REQUIREMENT: Go through the records and show each line where the word "individual" occurs.

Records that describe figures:
:::::

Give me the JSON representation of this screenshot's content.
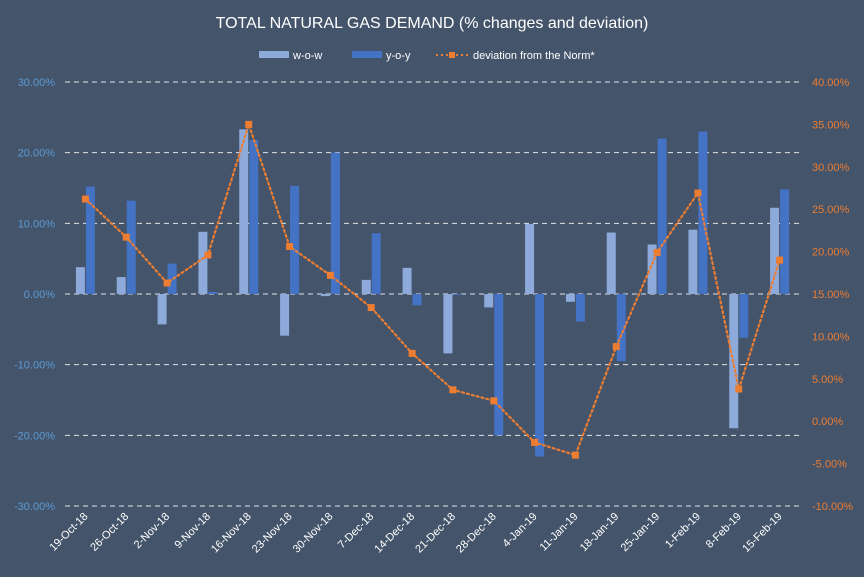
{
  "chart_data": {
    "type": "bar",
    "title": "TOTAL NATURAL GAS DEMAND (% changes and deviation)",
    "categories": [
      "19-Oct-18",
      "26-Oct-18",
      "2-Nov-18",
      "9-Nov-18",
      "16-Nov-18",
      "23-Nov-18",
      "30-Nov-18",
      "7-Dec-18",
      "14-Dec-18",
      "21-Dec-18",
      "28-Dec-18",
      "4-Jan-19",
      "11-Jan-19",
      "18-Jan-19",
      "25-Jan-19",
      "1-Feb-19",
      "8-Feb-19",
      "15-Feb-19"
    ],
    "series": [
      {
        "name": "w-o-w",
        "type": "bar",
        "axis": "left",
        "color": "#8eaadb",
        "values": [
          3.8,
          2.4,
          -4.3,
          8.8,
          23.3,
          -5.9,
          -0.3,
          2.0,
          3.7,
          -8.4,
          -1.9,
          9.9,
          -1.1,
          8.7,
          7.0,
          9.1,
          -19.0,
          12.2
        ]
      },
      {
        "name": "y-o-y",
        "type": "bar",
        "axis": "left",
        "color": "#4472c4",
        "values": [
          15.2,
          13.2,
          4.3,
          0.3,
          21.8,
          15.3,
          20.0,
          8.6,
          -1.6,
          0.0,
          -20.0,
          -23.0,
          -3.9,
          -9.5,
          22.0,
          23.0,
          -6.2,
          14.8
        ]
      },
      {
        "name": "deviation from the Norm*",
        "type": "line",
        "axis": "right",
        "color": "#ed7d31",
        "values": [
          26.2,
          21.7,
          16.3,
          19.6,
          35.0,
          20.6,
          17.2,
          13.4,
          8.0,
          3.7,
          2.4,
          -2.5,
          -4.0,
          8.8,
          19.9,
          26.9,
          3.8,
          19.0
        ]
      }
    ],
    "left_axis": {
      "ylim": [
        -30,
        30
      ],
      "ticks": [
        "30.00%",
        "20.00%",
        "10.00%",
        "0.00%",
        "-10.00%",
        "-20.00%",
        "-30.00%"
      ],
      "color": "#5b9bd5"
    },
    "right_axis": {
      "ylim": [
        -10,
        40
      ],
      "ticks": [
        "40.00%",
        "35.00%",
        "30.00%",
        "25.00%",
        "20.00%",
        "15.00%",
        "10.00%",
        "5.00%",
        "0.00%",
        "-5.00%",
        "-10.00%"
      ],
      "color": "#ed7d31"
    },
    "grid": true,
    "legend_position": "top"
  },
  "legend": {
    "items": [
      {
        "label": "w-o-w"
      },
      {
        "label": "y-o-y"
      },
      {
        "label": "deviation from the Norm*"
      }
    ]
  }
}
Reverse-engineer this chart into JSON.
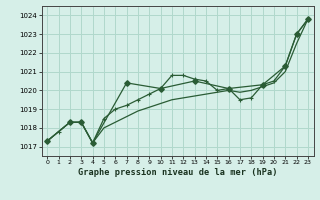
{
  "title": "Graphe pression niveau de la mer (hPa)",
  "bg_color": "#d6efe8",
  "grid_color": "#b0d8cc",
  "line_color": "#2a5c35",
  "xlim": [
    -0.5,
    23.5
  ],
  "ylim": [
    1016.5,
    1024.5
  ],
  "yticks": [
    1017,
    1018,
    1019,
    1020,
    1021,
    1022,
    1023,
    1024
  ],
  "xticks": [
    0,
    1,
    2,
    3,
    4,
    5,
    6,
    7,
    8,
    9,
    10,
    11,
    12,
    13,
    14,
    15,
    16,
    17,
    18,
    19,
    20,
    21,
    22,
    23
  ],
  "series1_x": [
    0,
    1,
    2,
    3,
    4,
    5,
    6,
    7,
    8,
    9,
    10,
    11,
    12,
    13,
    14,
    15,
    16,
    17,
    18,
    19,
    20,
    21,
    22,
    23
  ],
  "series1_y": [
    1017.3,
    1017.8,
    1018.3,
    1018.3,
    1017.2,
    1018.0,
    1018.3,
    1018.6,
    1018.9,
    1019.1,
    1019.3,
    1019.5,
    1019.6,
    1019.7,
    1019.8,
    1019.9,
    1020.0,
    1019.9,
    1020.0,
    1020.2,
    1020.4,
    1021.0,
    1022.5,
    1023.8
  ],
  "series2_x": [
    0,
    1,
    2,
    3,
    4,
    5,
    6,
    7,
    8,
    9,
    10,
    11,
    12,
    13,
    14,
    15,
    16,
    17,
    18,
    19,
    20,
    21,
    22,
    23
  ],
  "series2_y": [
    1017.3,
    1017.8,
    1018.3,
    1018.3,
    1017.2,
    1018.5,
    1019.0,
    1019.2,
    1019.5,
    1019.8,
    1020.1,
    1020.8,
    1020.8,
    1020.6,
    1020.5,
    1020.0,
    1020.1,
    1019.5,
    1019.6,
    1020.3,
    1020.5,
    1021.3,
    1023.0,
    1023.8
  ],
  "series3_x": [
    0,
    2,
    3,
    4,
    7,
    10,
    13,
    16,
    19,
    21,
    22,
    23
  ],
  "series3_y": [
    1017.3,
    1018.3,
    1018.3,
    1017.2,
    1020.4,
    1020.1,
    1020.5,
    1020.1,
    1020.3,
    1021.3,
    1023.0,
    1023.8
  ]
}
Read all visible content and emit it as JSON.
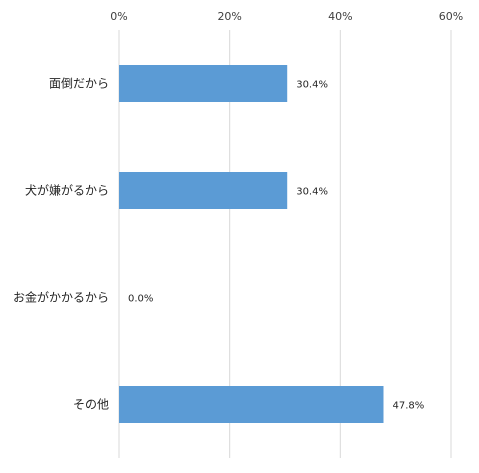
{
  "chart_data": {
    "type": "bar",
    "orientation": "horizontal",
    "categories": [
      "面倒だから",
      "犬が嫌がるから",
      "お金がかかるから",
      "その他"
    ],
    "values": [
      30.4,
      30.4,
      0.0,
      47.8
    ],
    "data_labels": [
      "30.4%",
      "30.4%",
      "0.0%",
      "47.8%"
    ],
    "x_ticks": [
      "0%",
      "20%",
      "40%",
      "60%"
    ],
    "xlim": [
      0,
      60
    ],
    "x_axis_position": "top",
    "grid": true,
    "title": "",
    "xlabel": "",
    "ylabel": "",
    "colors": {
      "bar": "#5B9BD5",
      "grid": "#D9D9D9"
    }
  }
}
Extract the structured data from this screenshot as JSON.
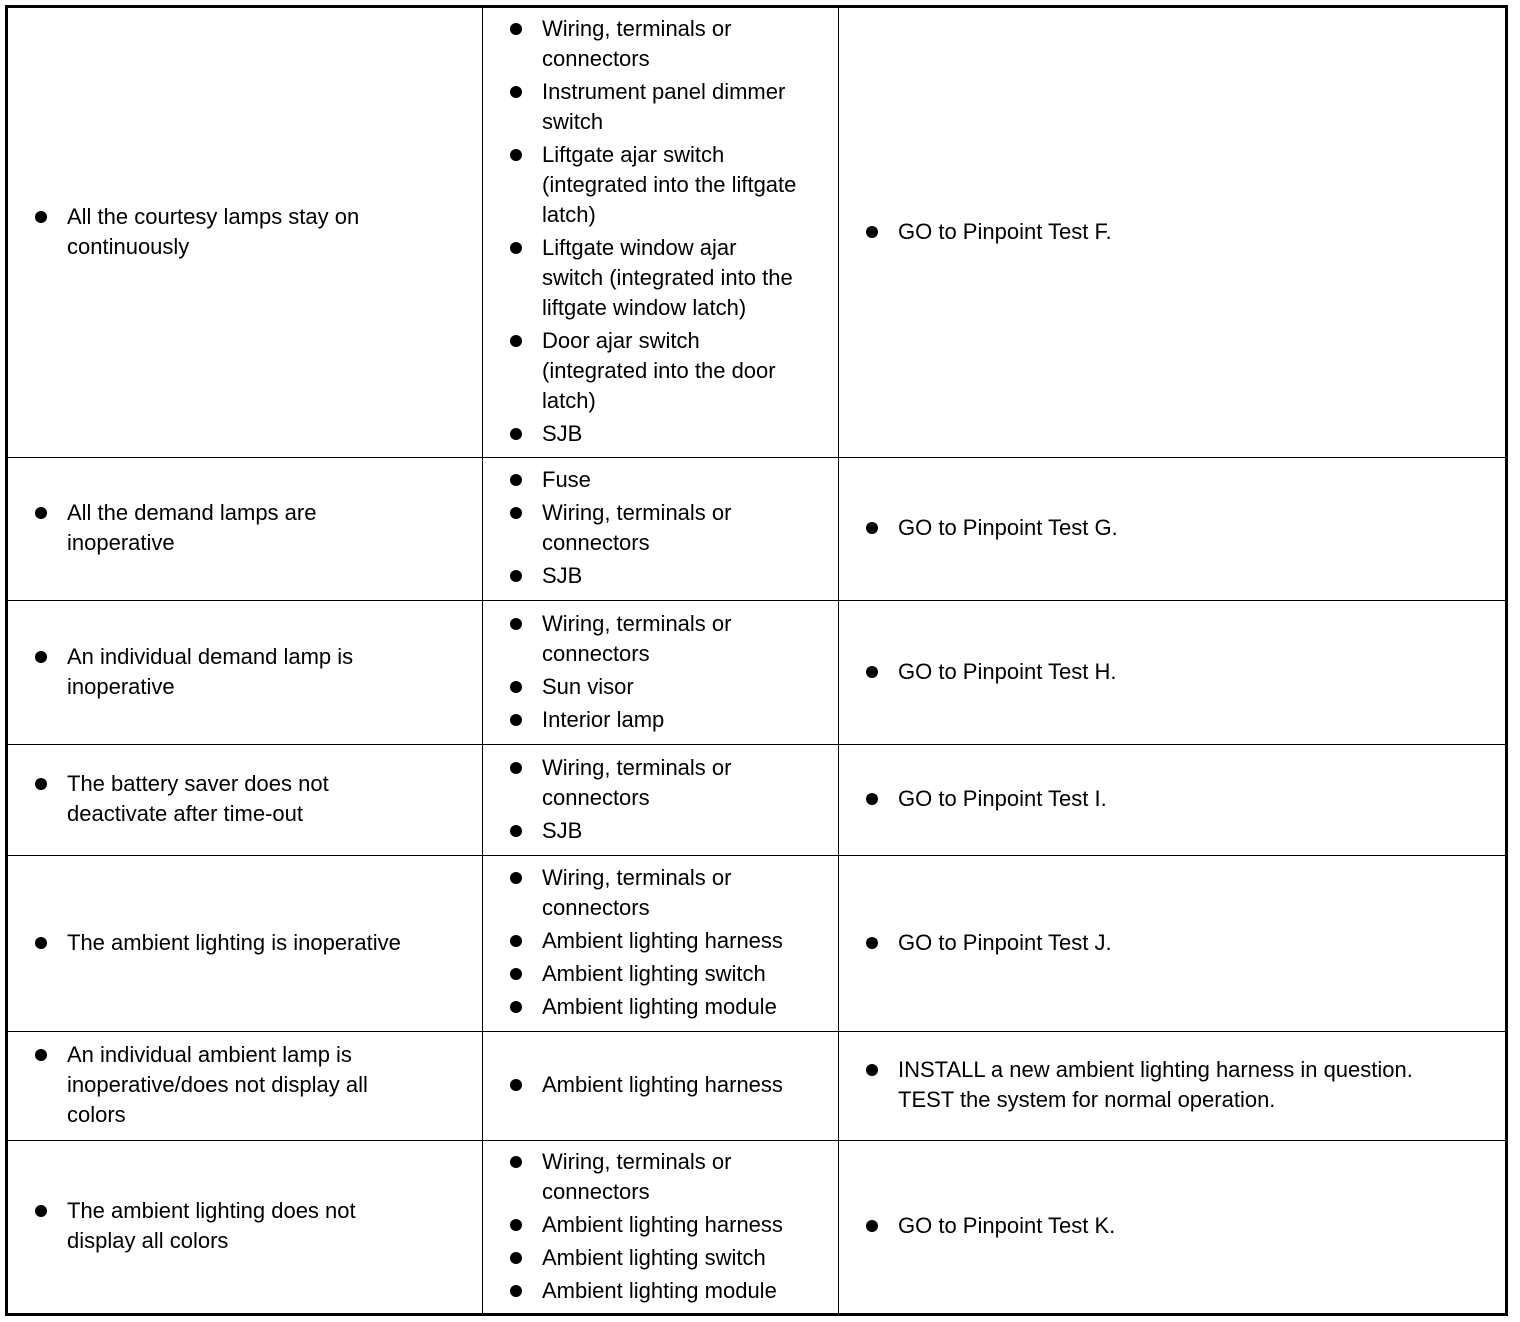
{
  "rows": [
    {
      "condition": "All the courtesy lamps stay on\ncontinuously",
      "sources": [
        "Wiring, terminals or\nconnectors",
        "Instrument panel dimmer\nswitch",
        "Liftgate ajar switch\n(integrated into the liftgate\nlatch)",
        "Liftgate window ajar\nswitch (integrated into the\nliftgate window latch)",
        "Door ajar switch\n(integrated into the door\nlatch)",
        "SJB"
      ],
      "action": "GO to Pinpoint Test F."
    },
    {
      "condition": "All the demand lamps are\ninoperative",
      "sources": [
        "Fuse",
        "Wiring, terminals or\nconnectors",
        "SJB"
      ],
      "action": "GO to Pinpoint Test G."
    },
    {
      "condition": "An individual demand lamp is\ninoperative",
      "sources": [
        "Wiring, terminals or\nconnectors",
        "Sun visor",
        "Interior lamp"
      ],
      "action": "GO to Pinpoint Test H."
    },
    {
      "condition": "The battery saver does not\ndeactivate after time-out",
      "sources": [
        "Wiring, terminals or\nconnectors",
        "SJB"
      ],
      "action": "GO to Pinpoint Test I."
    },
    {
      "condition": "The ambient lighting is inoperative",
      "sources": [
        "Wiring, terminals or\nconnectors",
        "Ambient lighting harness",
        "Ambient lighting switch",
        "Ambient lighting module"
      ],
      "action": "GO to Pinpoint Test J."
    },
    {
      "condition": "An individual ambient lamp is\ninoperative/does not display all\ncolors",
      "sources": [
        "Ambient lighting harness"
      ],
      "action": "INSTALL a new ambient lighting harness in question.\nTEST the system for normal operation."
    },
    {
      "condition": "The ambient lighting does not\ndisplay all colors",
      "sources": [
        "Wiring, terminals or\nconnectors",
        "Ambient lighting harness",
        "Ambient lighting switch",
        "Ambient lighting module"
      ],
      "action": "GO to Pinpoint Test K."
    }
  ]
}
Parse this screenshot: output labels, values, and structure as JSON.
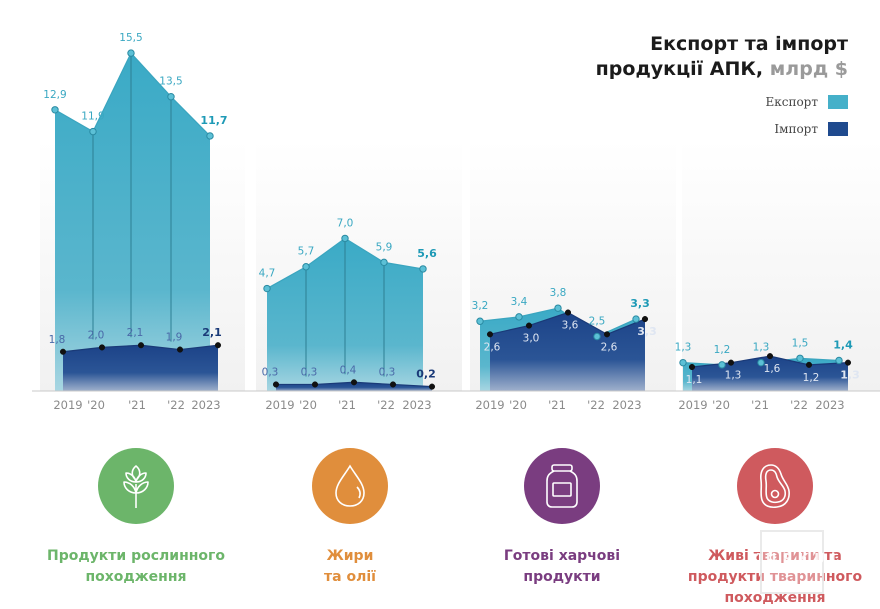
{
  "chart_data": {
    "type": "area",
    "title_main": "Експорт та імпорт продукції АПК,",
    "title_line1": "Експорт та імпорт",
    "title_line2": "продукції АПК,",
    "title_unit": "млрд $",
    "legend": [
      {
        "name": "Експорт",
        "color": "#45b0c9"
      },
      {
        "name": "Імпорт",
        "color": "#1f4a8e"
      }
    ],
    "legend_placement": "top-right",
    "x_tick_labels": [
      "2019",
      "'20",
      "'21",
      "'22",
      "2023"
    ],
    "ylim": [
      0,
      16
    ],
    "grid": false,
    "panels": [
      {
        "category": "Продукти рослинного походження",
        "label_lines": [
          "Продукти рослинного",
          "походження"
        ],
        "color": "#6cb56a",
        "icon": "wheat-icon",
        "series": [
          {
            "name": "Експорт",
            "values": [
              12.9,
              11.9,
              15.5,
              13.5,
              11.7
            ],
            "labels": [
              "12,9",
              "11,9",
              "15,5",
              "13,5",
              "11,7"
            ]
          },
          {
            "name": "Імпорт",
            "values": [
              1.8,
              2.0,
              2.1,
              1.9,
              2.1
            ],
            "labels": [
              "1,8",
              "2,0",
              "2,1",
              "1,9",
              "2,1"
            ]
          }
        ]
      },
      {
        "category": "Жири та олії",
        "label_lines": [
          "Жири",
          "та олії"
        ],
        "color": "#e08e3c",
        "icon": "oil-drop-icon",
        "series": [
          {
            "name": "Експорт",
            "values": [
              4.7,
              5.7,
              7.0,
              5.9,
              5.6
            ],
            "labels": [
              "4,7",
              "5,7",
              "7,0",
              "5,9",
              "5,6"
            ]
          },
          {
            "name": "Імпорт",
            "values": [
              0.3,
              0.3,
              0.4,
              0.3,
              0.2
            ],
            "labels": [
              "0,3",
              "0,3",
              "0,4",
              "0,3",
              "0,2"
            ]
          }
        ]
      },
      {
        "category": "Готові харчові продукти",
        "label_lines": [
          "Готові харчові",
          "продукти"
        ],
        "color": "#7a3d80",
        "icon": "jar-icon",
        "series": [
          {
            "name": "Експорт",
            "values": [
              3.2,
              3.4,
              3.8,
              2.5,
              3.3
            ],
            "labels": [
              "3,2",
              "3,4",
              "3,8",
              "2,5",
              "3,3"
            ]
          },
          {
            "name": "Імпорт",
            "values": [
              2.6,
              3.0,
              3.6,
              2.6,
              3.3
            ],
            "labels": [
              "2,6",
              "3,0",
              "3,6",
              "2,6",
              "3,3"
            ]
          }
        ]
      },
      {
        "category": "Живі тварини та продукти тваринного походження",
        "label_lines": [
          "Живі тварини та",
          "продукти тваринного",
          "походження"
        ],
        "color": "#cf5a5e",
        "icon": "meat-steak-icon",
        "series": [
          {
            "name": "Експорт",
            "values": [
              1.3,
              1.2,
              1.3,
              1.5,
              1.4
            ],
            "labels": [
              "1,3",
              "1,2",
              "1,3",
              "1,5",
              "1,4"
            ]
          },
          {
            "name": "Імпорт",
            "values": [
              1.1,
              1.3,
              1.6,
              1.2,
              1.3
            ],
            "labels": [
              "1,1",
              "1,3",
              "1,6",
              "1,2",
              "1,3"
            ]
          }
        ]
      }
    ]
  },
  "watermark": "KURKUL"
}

:::::

EXERCISE RESULT:
      "condition": "An individual demand lamp is\ninoperative",
      "condition": "An individual ambient lamp is\ninoperative/does not display all\ncolors",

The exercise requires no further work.